Directive: Seek out every line containing the word "JSON", and copy each.

--- Start of Data in this exercise ---

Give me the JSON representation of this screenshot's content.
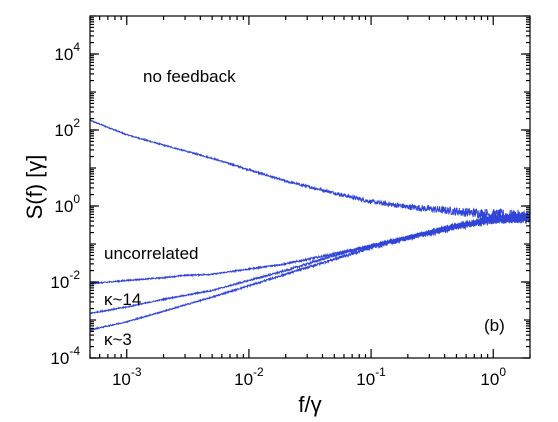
{
  "chart_data": {
    "type": "line",
    "xlabel": "f/γ",
    "ylabel": "S(f) [γ]",
    "x_scale": "log",
    "y_scale": "log",
    "xlim": [
      0.0005,
      2
    ],
    "ylim": [
      0.0001,
      100000
    ],
    "grid": false,
    "legend": "none",
    "x_ticks": [
      {
        "value": 0.001,
        "base": "10",
        "exp": "-3"
      },
      {
        "value": 0.01,
        "base": "10",
        "exp": "-2"
      },
      {
        "value": 0.1,
        "base": "10",
        "exp": "-1"
      },
      {
        "value": 1,
        "base": "10",
        "exp": "0"
      }
    ],
    "y_ticks": [
      {
        "value": 0.0001,
        "base": "10",
        "exp": "-4"
      },
      {
        "value": 0.01,
        "base": "10",
        "exp": "-2"
      },
      {
        "value": 1,
        "base": "10",
        "exp": "0"
      },
      {
        "value": 100,
        "base": "10",
        "exp": "2"
      },
      {
        "value": 10000,
        "base": "10",
        "exp": "4"
      }
    ],
    "panel_label": "(b)",
    "series": [
      {
        "name": "no feedback",
        "noise": 0.7,
        "x": [
          0.0005,
          0.001,
          0.002,
          0.005,
          0.01,
          0.02,
          0.05,
          0.1,
          0.2,
          0.5,
          1,
          2
        ],
        "y": [
          180,
          75,
          40,
          18,
          9,
          4.5,
          2.2,
          1.3,
          0.95,
          0.72,
          0.6,
          0.5
        ]
      },
      {
        "name": "uncorrelated",
        "noise": 0.35,
        "x": [
          0.0005,
          0.001,
          0.002,
          0.003,
          0.005,
          0.01,
          0.02,
          0.05,
          0.1,
          0.2,
          0.5,
          1,
          2
        ],
        "y": [
          0.009,
          0.011,
          0.013,
          0.015,
          0.016,
          0.022,
          0.03,
          0.055,
          0.09,
          0.15,
          0.3,
          0.45,
          0.5
        ]
      },
      {
        "name": "κ~14",
        "noise": 0.5,
        "x": [
          0.0005,
          0.001,
          0.002,
          0.005,
          0.01,
          0.02,
          0.05,
          0.1,
          0.2,
          0.5,
          1,
          2
        ],
        "y": [
          0.0015,
          0.0022,
          0.0035,
          0.006,
          0.011,
          0.02,
          0.05,
          0.09,
          0.15,
          0.3,
          0.45,
          0.5
        ]
      },
      {
        "name": "κ~3",
        "noise": 0.5,
        "x": [
          0.0005,
          0.001,
          0.002,
          0.005,
          0.01,
          0.02,
          0.05,
          0.1,
          0.2,
          0.5,
          1,
          2
        ],
        "y": [
          0.00055,
          0.0009,
          0.0017,
          0.004,
          0.008,
          0.016,
          0.04,
          0.08,
          0.14,
          0.28,
          0.43,
          0.5
        ]
      }
    ]
  }
}
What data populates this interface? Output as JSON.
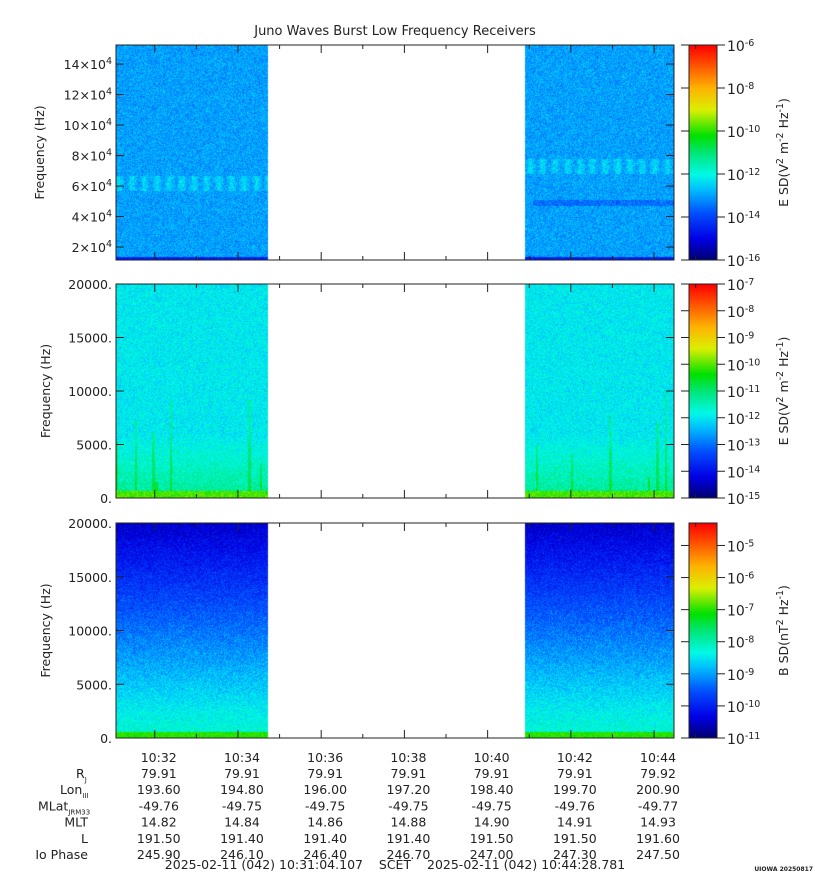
{
  "title": "Juno Waves Burst Low Frequency Receivers",
  "chart_data": [
    {
      "type": "heatmap",
      "name": "E-field high frequency spectrogram",
      "ylabel": "Frequency (Hz)",
      "ylim": [
        11500,
        152500
      ],
      "yticks": [
        {
          "m": "2×10",
          "e": "4",
          "v": 20000
        },
        {
          "m": "4×10",
          "e": "4",
          "v": 40000
        },
        {
          "m": "6×10",
          "e": "4",
          "v": 60000
        },
        {
          "m": "8×10",
          "e": "4",
          "v": 80000
        },
        {
          "m": "10×10",
          "e": "4",
          "v": 100000
        },
        {
          "m": "12×10",
          "e": "4",
          "v": 120000
        },
        {
          "m": "14×10",
          "e": "4",
          "v": 140000
        }
      ],
      "colorbar": {
        "label": "E SD(V^2 m^-2 Hz^-1)",
        "label_parts": [
          "E SD(V",
          "2",
          " m",
          "-2",
          " Hz",
          "-1",
          ")"
        ],
        "log_range": [
          -16,
          -6
        ],
        "ticks": [
          {
            "m": "10",
            "e": "-6",
            "v": -6
          },
          {
            "m": "10",
            "e": "-8",
            "v": -8
          },
          {
            "m": "10",
            "e": "-10",
            "v": -10
          },
          {
            "m": "10",
            "e": "-12",
            "v": -12
          },
          {
            "m": "10",
            "e": "-14",
            "v": -14
          },
          {
            "m": "10",
            "e": "-16",
            "v": -16
          }
        ]
      }
    },
    {
      "type": "heatmap",
      "name": "E-field low frequency spectrogram",
      "ylabel": "Frequency (Hz)",
      "ylim": [
        0,
        20000
      ],
      "yticks": [
        {
          "m": "0.",
          "v": 0
        },
        {
          "m": "5000.",
          "v": 5000
        },
        {
          "m": "10000.",
          "v": 10000
        },
        {
          "m": "15000.",
          "v": 15000
        },
        {
          "m": "20000.",
          "v": 20000
        }
      ],
      "colorbar": {
        "label": "E SD(V^2 m^-2 Hz^-1)",
        "label_parts": [
          "E SD(V",
          "2",
          " m",
          "-2",
          " Hz",
          "-1",
          ")"
        ],
        "log_range": [
          -15,
          -7
        ],
        "ticks": [
          {
            "m": "10",
            "e": "-7",
            "v": -7
          },
          {
            "m": "10",
            "e": "-8",
            "v": -8
          },
          {
            "m": "10",
            "e": "-9",
            "v": -9
          },
          {
            "m": "10",
            "e": "-10",
            "v": -10
          },
          {
            "m": "10",
            "e": "-11",
            "v": -11
          },
          {
            "m": "10",
            "e": "-12",
            "v": -12
          },
          {
            "m": "10",
            "e": "-13",
            "v": -13
          },
          {
            "m": "10",
            "e": "-14",
            "v": -14
          },
          {
            "m": "10",
            "e": "-15",
            "v": -15
          }
        ]
      }
    },
    {
      "type": "heatmap",
      "name": "B-field spectrogram",
      "ylabel": "Frequency (Hz)",
      "ylim": [
        0,
        20000
      ],
      "yticks": [
        {
          "m": "0.",
          "v": 0
        },
        {
          "m": "5000.",
          "v": 5000
        },
        {
          "m": "10000.",
          "v": 10000
        },
        {
          "m": "15000.",
          "v": 15000
        },
        {
          "m": "20000.",
          "v": 20000
        }
      ],
      "colorbar": {
        "label": "B SD(nT^2 Hz^-1)",
        "label_parts": [
          "B SD(nT",
          "2",
          " Hz",
          "-1",
          ")"
        ],
        "log_range": [
          -11,
          -4.3
        ],
        "ticks": [
          {
            "m": "10",
            "e": "-5",
            "v": -5
          },
          {
            "m": "10",
            "e": "-6",
            "v": -6
          },
          {
            "m": "10",
            "e": "-7",
            "v": -7
          },
          {
            "m": "10",
            "e": "-8",
            "v": -8
          },
          {
            "m": "10",
            "e": "-9",
            "v": -9
          },
          {
            "m": "10",
            "e": "-10",
            "v": -10
          },
          {
            "m": "10",
            "e": "-11",
            "v": -11
          }
        ]
      }
    }
  ],
  "time_axis": {
    "start_seconds": 0,
    "end_seconds": 804.67,
    "data_intervals_seconds": [
      [
        0,
        219
      ],
      [
        589,
        804.67
      ]
    ],
    "ticks": [
      {
        "label": "10:32",
        "s": 55.9
      },
      {
        "label": "10:34",
        "s": 175.9
      },
      {
        "label": "10:36",
        "s": 295.9
      },
      {
        "label": "10:38",
        "s": 415.9
      },
      {
        "label": "10:40",
        "s": 535.9
      },
      {
        "label": "10:42",
        "s": 655.9
      },
      {
        "label": "10:44",
        "s": 775.9
      }
    ]
  },
  "ephemeris": {
    "rows": [
      {
        "label": "R",
        "sub": "J",
        "values": [
          "79.91",
          "79.91",
          "79.91",
          "79.91",
          "79.91",
          "79.91",
          "79.92"
        ]
      },
      {
        "label": "Lon",
        "sub": "III",
        "values": [
          "193.60",
          "194.80",
          "196.00",
          "197.20",
          "198.40",
          "199.70",
          "200.90"
        ]
      },
      {
        "label": "MLat",
        "sub": "JRM33",
        "values": [
          "-49.76",
          "-49.75",
          "-49.75",
          "-49.75",
          "-49.75",
          "-49.76",
          "-49.77"
        ]
      },
      {
        "label": "MLT",
        "sub": "",
        "values": [
          "14.82",
          "14.84",
          "14.86",
          "14.88",
          "14.90",
          "14.91",
          "14.93"
        ]
      },
      {
        "label": "L",
        "sub": "",
        "values": [
          "191.50",
          "191.40",
          "191.40",
          "191.40",
          "191.50",
          "191.50",
          "191.60"
        ]
      },
      {
        "label": "Io Phase",
        "sub": "",
        "values": [
          "245.90",
          "246.10",
          "246.40",
          "246.70",
          "247.00",
          "247.30",
          "247.50"
        ]
      }
    ]
  },
  "footer": {
    "start": "2025-02-11 (042) 10:31:04.107",
    "scet": "SCET",
    "end": "2025-02-11 (042) 10:44:28.781"
  },
  "stamp": "UIOWA 20250817"
}
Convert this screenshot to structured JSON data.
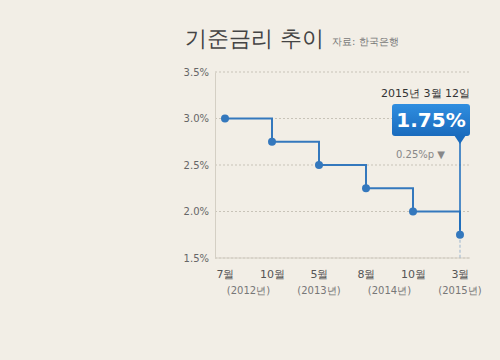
{
  "chart_data": {
    "type": "line",
    "title": "기준금리 추이",
    "source": "자료: 한국은행",
    "categories": [
      "7월",
      "10월",
      "5월",
      "8월",
      "10월",
      "3월"
    ],
    "x_groups": [
      {
        "label": "(2012년)",
        "size": 2
      },
      {
        "label": "(2013년)",
        "size": 1
      },
      {
        "label": "(2014년)",
        "size": 2
      },
      {
        "label": "(2015년)",
        "size": 1
      }
    ],
    "values": [
      3.0,
      2.75,
      2.5,
      2.25,
      2.0,
      1.75
    ],
    "color": "#3478bd",
    "line_style": "step",
    "marker": "circle",
    "grid": true,
    "ylim": [
      1.5,
      3.5
    ],
    "yticks": [
      {
        "value": 1.5,
        "label": "1.5%"
      },
      {
        "value": 2.0,
        "label": "2.0%"
      },
      {
        "value": 2.5,
        "label": "2.5%"
      },
      {
        "value": 3.0,
        "label": "3.0%"
      },
      {
        "value": 3.5,
        "label": "3.5%"
      }
    ],
    "callout": {
      "date": "2015년 3월 12일",
      "value": 1.75,
      "label": "1.75%",
      "change": "0.25%p ▼"
    }
  }
}
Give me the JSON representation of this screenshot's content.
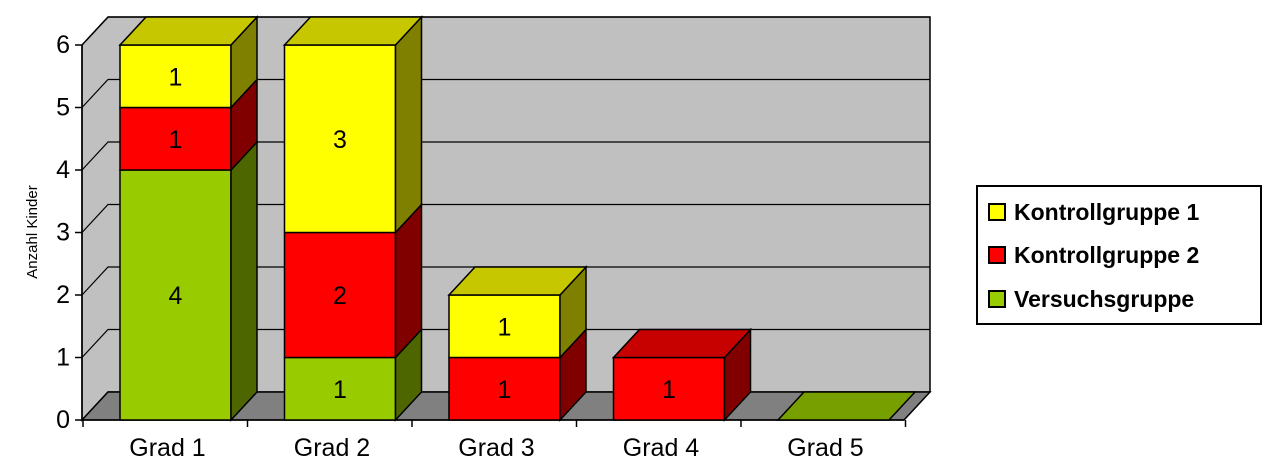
{
  "chart_data": {
    "type": "bar",
    "stacked": true,
    "three_d": true,
    "title": "",
    "xlabel": "",
    "ylabel": "Anzahl Kinder",
    "ylim": [
      0,
      6
    ],
    "yticks": [
      "0",
      "1",
      "2",
      "3",
      "4",
      "5",
      "6"
    ],
    "grid": true,
    "legend_position": "right",
    "categories": [
      "Grad 1",
      "Grad 2",
      "Grad 3",
      "Grad 4",
      "Grad 5"
    ],
    "series": [
      {
        "name": "Versuchsgruppe",
        "color": "#99cc00",
        "values": [
          4,
          1,
          0,
          0,
          0
        ]
      },
      {
        "name": "Kontrollgruppe 2",
        "color": "#ff0000",
        "values": [
          1,
          2,
          1,
          1,
          0
        ]
      },
      {
        "name": "Kontrollgruppe 1",
        "color": "#ffff00",
        "values": [
          1,
          3,
          1,
          0,
          0
        ]
      }
    ],
    "data_labels": true
  },
  "legend": {
    "items": [
      {
        "label": "Kontrollgruppe 1",
        "color": "#ffff00"
      },
      {
        "label": "Kontrollgruppe 2",
        "color": "#ff0000"
      },
      {
        "label": "Versuchsgruppe",
        "color": "#99cc00"
      }
    ]
  },
  "colors": {
    "wall": "#c0c0c0",
    "floor": "#808080",
    "gridline": "#000000"
  }
}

--- End of Data in this exercise ---

Reply:
Give me the JSON representation of this screenshot's content.
What data populates this interface? Output as JSON.
Convert this screenshot to structured JSON data.
Give me the JSON representation of this screenshot's content.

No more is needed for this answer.